# [What you will do]
Where the word "irradiance" occurs in a line, return that line.

- - - - -

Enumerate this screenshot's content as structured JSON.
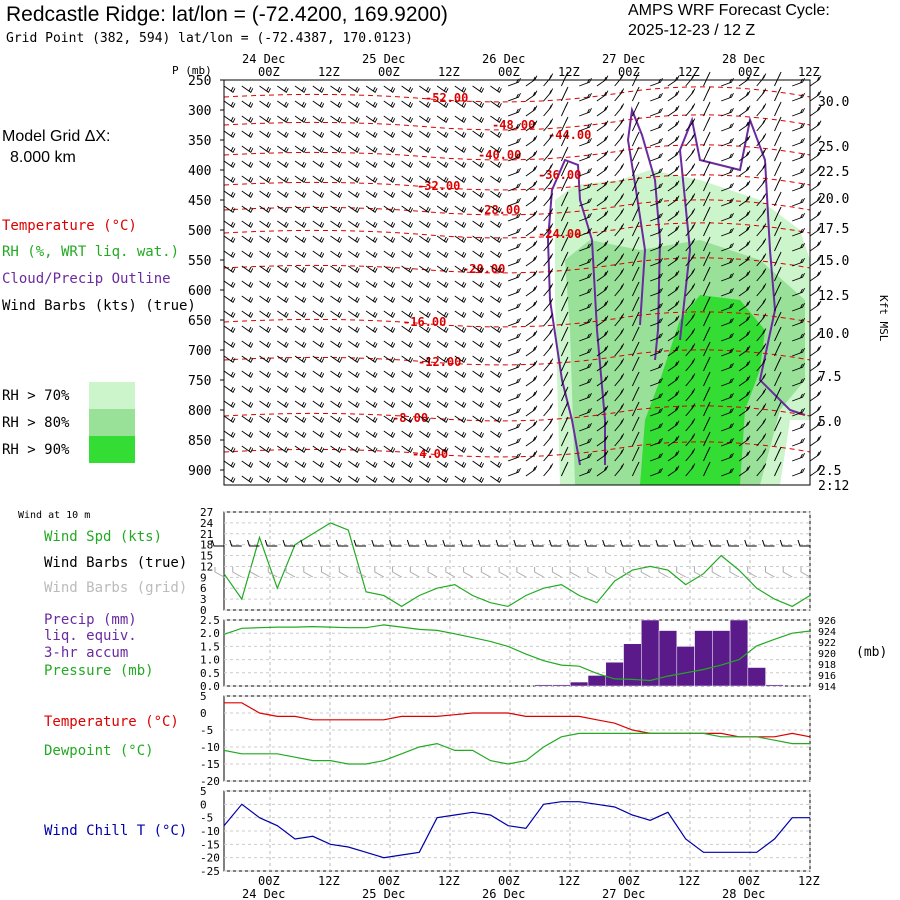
{
  "header": {
    "title": "Redcastle Ridge:  lat/lon = (-72.4200, 169.9200)",
    "subtitle": "Grid Point (382, 594) lat/lon = (-72.4387, 170.0123)",
    "cycle_line1": "AMPS WRF Forecast Cycle:",
    "cycle_line2": "2025-12-23 / 12  Z"
  },
  "left_panel": {
    "grid_label": "Model Grid ΔX:",
    "grid_value": "8.000 km",
    "legend_temperature": "Temperature (°C)",
    "legend_rh": "RH (%, WRT liq. wat.)",
    "legend_cloud": "Cloud/Precip Outline",
    "legend_barbs": "Wind Barbs (kts) (true)",
    "rh70": "RH > 70%",
    "rh80": "RH > 80%",
    "rh90": "RH > 90%",
    "wind10m": "Wind at 10 m",
    "wind_spd": "Wind Spd (kts)",
    "barbs_true": "Wind Barbs (true)",
    "barbs_grid": "Wind Barbs (grid)",
    "precip1": "Precip (mm)",
    "precip2": "liq. equiv.",
    "precip3": "3-hr accum",
    "pressure": "Pressure (mb)",
    "temperature": "Temperature (°C)",
    "dewpoint": "Dewpoint (°C)",
    "windchill": "Wind Chill T (°C)"
  },
  "colors": {
    "temperature": "#dd0000",
    "rh": "#22aa22",
    "cloud": "#6a2aa0",
    "rh70": "#ccf5cc",
    "rh80": "#99e099",
    "rh90": "#33dd33",
    "precip": "#5a1a8a",
    "windchill": "#0000aa",
    "barb_grid": "#aaaaaa"
  },
  "time_axis": {
    "top_dates": [
      "24 Dec",
      "25 Dec",
      "26 Dec",
      "27 Dec",
      "28 Dec"
    ],
    "bottom_dates": [
      "24 Dec",
      "25 Dec",
      "26 Dec",
      "27 Dec",
      "28 Dec"
    ],
    "hour_labels": [
      "00Z",
      "12Z",
      "00Z",
      "12Z",
      "00Z",
      "12Z",
      "00Z",
      "12Z",
      "00Z",
      "12Z"
    ]
  },
  "chart_data": [
    {
      "type": "heatmap",
      "panel": "upper-air cross-section",
      "ylabel": "P (mb)",
      "ylabel_right": "Kft MSL",
      "y_ticks_mb": [
        250,
        300,
        350,
        400,
        450,
        500,
        550,
        600,
        650,
        700,
        750,
        800,
        850,
        900
      ],
      "y_right_ticks": [
        "30.0",
        "25.0",
        "22.5",
        "20.0",
        "17.5",
        "15.0",
        "12.5",
        "10.0",
        "7.5",
        "5.0",
        "2.5"
      ],
      "y_right_extra": "2:12",
      "temperature_contour_labels": [
        "-52.00",
        "-48.00",
        "-44.00",
        "-40.00",
        "-36.00",
        "-32.00",
        "-28.00",
        "-24.00",
        "-20.00",
        "-16.00",
        "-12.00",
        "-8.00",
        "-4.00"
      ]
    },
    {
      "type": "line",
      "panel": "wind at 10 m",
      "series": [
        {
          "name": "Wind Spd (kts)",
          "values": [
            10,
            3,
            20,
            6,
            18,
            21,
            24,
            22,
            5,
            4,
            1,
            4,
            6,
            7,
            4,
            2,
            1,
            4,
            6,
            7,
            4,
            2,
            8,
            11,
            12,
            11,
            7,
            10,
            15,
            11,
            6,
            3,
            1,
            4
          ]
        }
      ],
      "ylim": [
        0,
        27
      ],
      "y_ticks": [
        0,
        3,
        6,
        9,
        12,
        15,
        18,
        21,
        24,
        27
      ]
    },
    {
      "type": "bar",
      "panel": "precip and pressure",
      "series": [
        {
          "name": "Precip (mm)",
          "values": [
            0,
            0,
            0,
            0,
            0,
            0,
            0,
            0,
            0,
            0,
            0,
            0,
            0,
            0,
            0,
            0,
            0,
            0,
            0.05,
            0.05,
            0.15,
            0.4,
            0.9,
            1.6,
            2.5,
            2.1,
            1.5,
            2.1,
            2.1,
            2.5,
            0.7,
            0.05,
            0,
            0
          ]
        },
        {
          "name": "Pressure (mb)",
          "values": [
            923.4,
            924.5,
            924.6,
            924.7,
            924.7,
            924.8,
            924.7,
            924.6,
            924.6,
            925.1,
            924.7,
            924.3,
            924.1,
            923.5,
            922.8,
            922.1,
            921.2,
            919.8,
            918.6,
            917.8,
            917.6,
            916.3,
            915.3,
            915.2,
            915.0,
            915.8,
            916.4,
            917.0,
            917.8,
            918.8,
            921.3,
            922.5,
            923.6,
            924.0
          ]
        }
      ],
      "ylim": [
        0,
        2.5
      ],
      "y_ticks": [
        0.0,
        0.5,
        1.0,
        1.5,
        2.0,
        2.5
      ],
      "y_right_ticks": [
        914,
        916,
        918,
        920,
        922,
        924,
        926
      ],
      "y_right_unit": "(mb)"
    },
    {
      "type": "line",
      "panel": "temperature and dewpoint",
      "series": [
        {
          "name": "Temperature (°C)",
          "values": [
            3,
            3,
            0,
            -1,
            -1,
            -2,
            -2,
            -2,
            -2,
            -2,
            -1,
            -1,
            -1,
            -0.5,
            0,
            0,
            0,
            -1,
            -1,
            -1,
            -1,
            -2,
            -3,
            -5,
            -6,
            -6,
            -6,
            -6,
            -6,
            -7,
            -7,
            -7,
            -6,
            -7
          ]
        },
        {
          "name": "Dewpoint (°C)",
          "values": [
            -11,
            -12,
            -12,
            -12,
            -13,
            -14,
            -14,
            -15,
            -15,
            -14,
            -12,
            -10,
            -9,
            -11,
            -11,
            -14,
            -15,
            -14,
            -10,
            -7,
            -6,
            -6,
            -6,
            -6,
            -6,
            -6,
            -6,
            -6,
            -7,
            -7,
            -7,
            -8,
            -9,
            -9
          ]
        }
      ],
      "ylim": [
        -20,
        5
      ],
      "y_ticks": [
        -20,
        -15,
        -10,
        -5,
        0,
        5
      ]
    },
    {
      "type": "line",
      "panel": "wind chill",
      "series": [
        {
          "name": "Wind Chill T (°C)",
          "values": [
            -8,
            0,
            -5,
            -8,
            -13,
            -12,
            -15,
            -16,
            -18,
            -20,
            -19,
            -18,
            -5,
            -4,
            -3,
            -4,
            -8,
            -9,
            0,
            1,
            1,
            0,
            -1,
            -4,
            -6,
            -3,
            -13,
            -18,
            -18,
            -18,
            -18,
            -13,
            -5,
            -5
          ]
        }
      ],
      "ylim": [
        -25,
        5
      ],
      "y_ticks": [
        -25,
        -20,
        -15,
        -10,
        -5,
        0,
        5
      ]
    }
  ]
}
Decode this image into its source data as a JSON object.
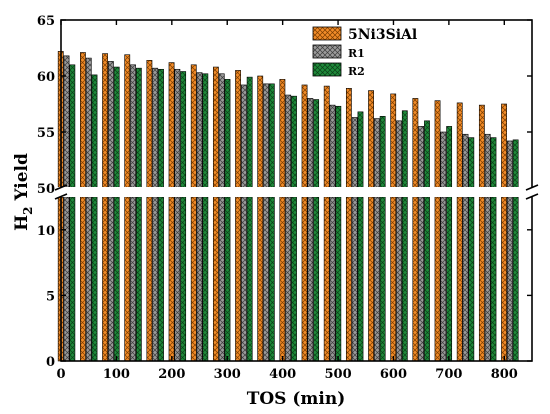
{
  "chart_data": {
    "type": "bar",
    "xlabel": "TOS (min)",
    "ylabel": "H2 Yield",
    "ylabel_main": "H",
    "ylabel_sub": "2",
    "ylabel_rest": " Yield",
    "x_ticks": [
      0,
      100,
      200,
      300,
      400,
      500,
      600,
      700,
      800
    ],
    "y_ticks_upper": [
      50,
      55,
      60,
      65
    ],
    "y_ticks_lower": [
      0,
      5,
      10
    ],
    "ylim_upper": [
      50,
      65
    ],
    "ylim_lower": [
      0,
      12.5
    ],
    "x": [
      10,
      50,
      90,
      130,
      170,
      210,
      250,
      290,
      330,
      370,
      410,
      450,
      490,
      530,
      570,
      610,
      650,
      690,
      730,
      770,
      810
    ],
    "series": [
      {
        "name": "5Ni3SiAl",
        "color": "#f28c28",
        "pattern": "crosshatch",
        "values": [
          62.2,
          62.1,
          62.0,
          61.9,
          61.4,
          61.2,
          61.0,
          60.8,
          60.5,
          60.0,
          59.7,
          59.2,
          59.1,
          58.9,
          58.7,
          58.4,
          58.0,
          57.8,
          57.6,
          57.4,
          57.5
        ]
      },
      {
        "name": "R1",
        "color": "#8c8c8c",
        "pattern": "crosshatch",
        "values": [
          61.8,
          61.6,
          61.3,
          61.0,
          60.7,
          60.6,
          60.3,
          60.2,
          59.2,
          59.3,
          58.3,
          58.0,
          57.4,
          56.3,
          56.2,
          56.0,
          55.5,
          55.0,
          54.8,
          54.8,
          54.2
        ]
      },
      {
        "name": "R2",
        "color": "#1f8a3a",
        "pattern": "crosshatch",
        "values": [
          61.0,
          60.1,
          60.8,
          60.7,
          60.6,
          60.4,
          60.2,
          59.7,
          59.9,
          59.3,
          58.2,
          57.9,
          57.3,
          56.8,
          56.4,
          56.9,
          56.0,
          55.5,
          54.5,
          54.5,
          54.3
        ]
      }
    ],
    "legend_position": "top-right",
    "axis_break": true,
    "grid": false
  }
}
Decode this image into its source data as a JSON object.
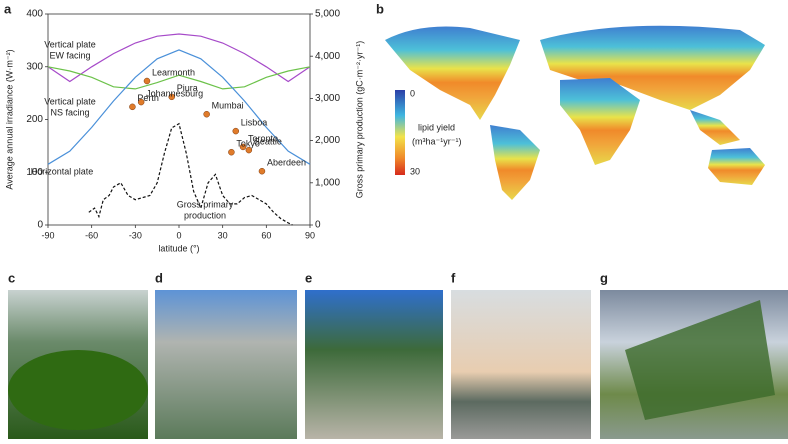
{
  "chart_data": {
    "type": "line",
    "panel": "a",
    "xlabel": "latitude (°)",
    "ylabel": "Average annual irradiance (W·m⁻²)",
    "y2label": "Gross primary production (gC·m⁻²·yr⁻¹)",
    "xlim": [
      -90,
      90
    ],
    "xticks": [
      -90,
      -60,
      -30,
      0,
      30,
      60,
      90
    ],
    "ylim": [
      0,
      400
    ],
    "yticks": [
      0,
      100,
      200,
      300,
      400
    ],
    "y2lim": [
      0,
      5000
    ],
    "y2ticks": [
      0,
      {
        "value": 1000,
        "label": "1,000"
      },
      {
        "value": 2000,
        "label": "2,000"
      },
      {
        "value": 3000,
        "label": "3,000"
      },
      {
        "value": 4000,
        "label": "4,000"
      },
      {
        "value": 5000,
        "label": "5,000"
      }
    ],
    "series": [
      {
        "name": [
          "Vertical plate",
          "EW facing"
        ],
        "color": "#a64ac9",
        "dash": false,
        "x": [
          -90,
          -75,
          -60,
          -45,
          -30,
          -15,
          0,
          15,
          30,
          45,
          60,
          75,
          90
        ],
        "values": [
          300,
          272,
          300,
          325,
          345,
          358,
          362,
          358,
          345,
          325,
          300,
          272,
          300
        ]
      },
      {
        "name": [
          "Vertical plate",
          "NS facing"
        ],
        "color": "#6cc24a",
        "dash": false,
        "x": [
          -90,
          -75,
          -60,
          -45,
          -30,
          -15,
          0,
          15,
          30,
          45,
          60,
          75,
          90
        ],
        "values": [
          300,
          292,
          280,
          262,
          258,
          270,
          284,
          272,
          258,
          262,
          280,
          292,
          300
        ]
      },
      {
        "name": [
          "Horizontal plate"
        ],
        "color": "#4a90d9",
        "dash": false,
        "x": [
          -90,
          -75,
          -60,
          -45,
          -30,
          -15,
          0,
          15,
          30,
          45,
          60,
          75,
          90
        ],
        "values": [
          115,
          140,
          185,
          235,
          280,
          315,
          332,
          315,
          280,
          235,
          185,
          140,
          115
        ]
      },
      {
        "name": [
          "Gross primary",
          "production"
        ],
        "color": "#111111",
        "dash": true,
        "axis": "y2",
        "x": [
          -62,
          -58,
          -55,
          -52,
          -48,
          -45,
          -40,
          -35,
          -30,
          -25,
          -20,
          -15,
          -10,
          -5,
          0,
          5,
          10,
          15,
          20,
          25,
          30,
          35,
          40,
          45,
          50,
          55,
          60,
          65,
          70,
          75,
          78
        ],
        "values": [
          300,
          400,
          200,
          600,
          700,
          900,
          1000,
          700,
          600,
          650,
          700,
          1000,
          1700,
          2300,
          2400,
          1700,
          800,
          400,
          1000,
          1200,
          700,
          500,
          500,
          650,
          700,
          600,
          500,
          300,
          150,
          50,
          0
        ]
      }
    ],
    "sites": {
      "color": "#e07b2a",
      "names": [
        "Learmonth",
        "Piura",
        "Johannesburg",
        "Perth",
        "Mumbai",
        "Lisboa",
        "Toronto",
        "Tokyo",
        "Seattle",
        "Aberdeen"
      ],
      "latitude": [
        -22,
        -5,
        -26,
        -32,
        19,
        39,
        44,
        36,
        48,
        57
      ],
      "irradiance": [
        273,
        243,
        233,
        224,
        210,
        178,
        148,
        138,
        142,
        102
      ]
    }
  },
  "map_panel": {
    "panel": "b",
    "colorbar_title": [
      "lipid yield",
      "(m³ha⁻¹yr⁻¹)"
    ],
    "colorbar_ticks": [
      "0",
      "30"
    ]
  },
  "photo_panels": [
    "c",
    "d",
    "e",
    "f",
    "g"
  ]
}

- - - - -

# [Task response]
    "ylabel": "Average annual irradiance (W·m⁻²)",
      "irradiance": [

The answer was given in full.